* **Records from a collection**
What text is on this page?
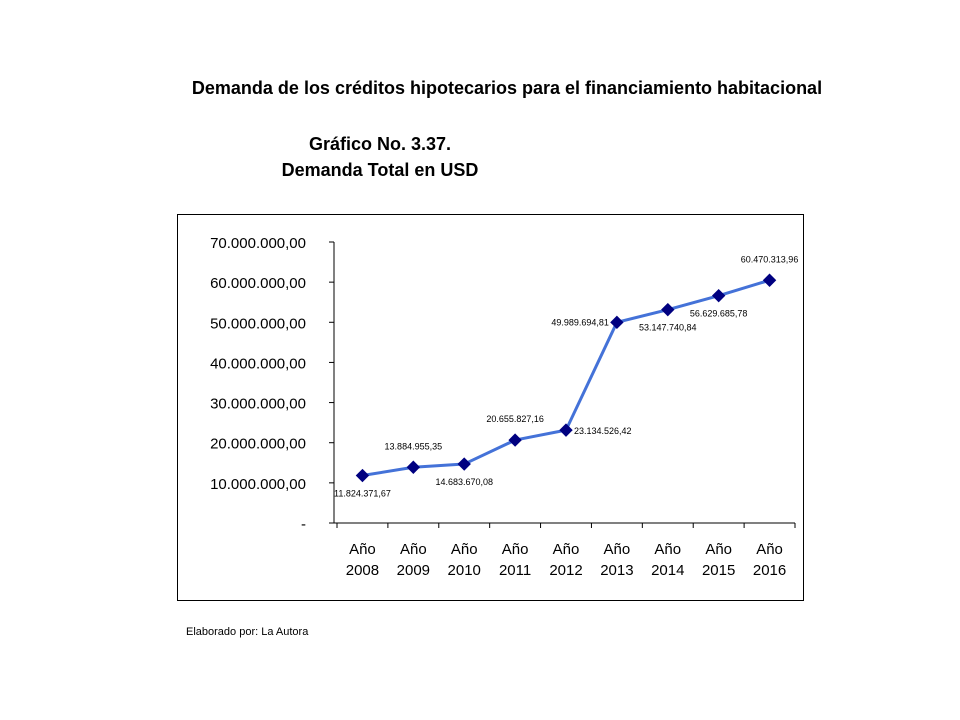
Demanda de los créditos hipotecarios para el financiamiento habitacional
Gráfico No. 3.37.
Demanda Total en USD
-
10.000.000,00
20.000.000,00
30.000.000,00
40.000.000,00
50.000.000,00
60.000.000,00
70.000.000,00
Año
2008
Año
2009
Año
2010
Año
2011
Año
2012
Año
2013
Año
2014
Año
2015
Año
2016
11.824.371,67
13.884.955,35
14.683.670,08
20.655.827,16
23.134.526,42
49.989.694,81
53.147.740,84
56.629.685,78
60.470.313,96
Elaborado por: La Autora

* **WHAT THE TASK REQUIRES**
Output, exactly, all the records above; include no pictures.

* **CORRECT RESULT**
What text is on this page?
Demanda de los créditos hipotecarios para el financiamiento habitacional
Gráfico No. 3.37.
Demanda Total en USD
-
10.000.000,00
20.000.000,00
30.000.000,00
40.000.000,00
50.000.000,00
60.000.000,00
70.000.000,00
Año
2008
Año
2009
Año
2010
Año
2011
Año
2012
Año
2013
Año
2014
Año
2015
Año
2016
11.824.371,67
13.884.955,35
14.683.670,08
20.655.827,16
23.134.526,42
49.989.694,81
53.147.740,84
56.629.685,78
60.470.313,96
Elaborado por: La Autora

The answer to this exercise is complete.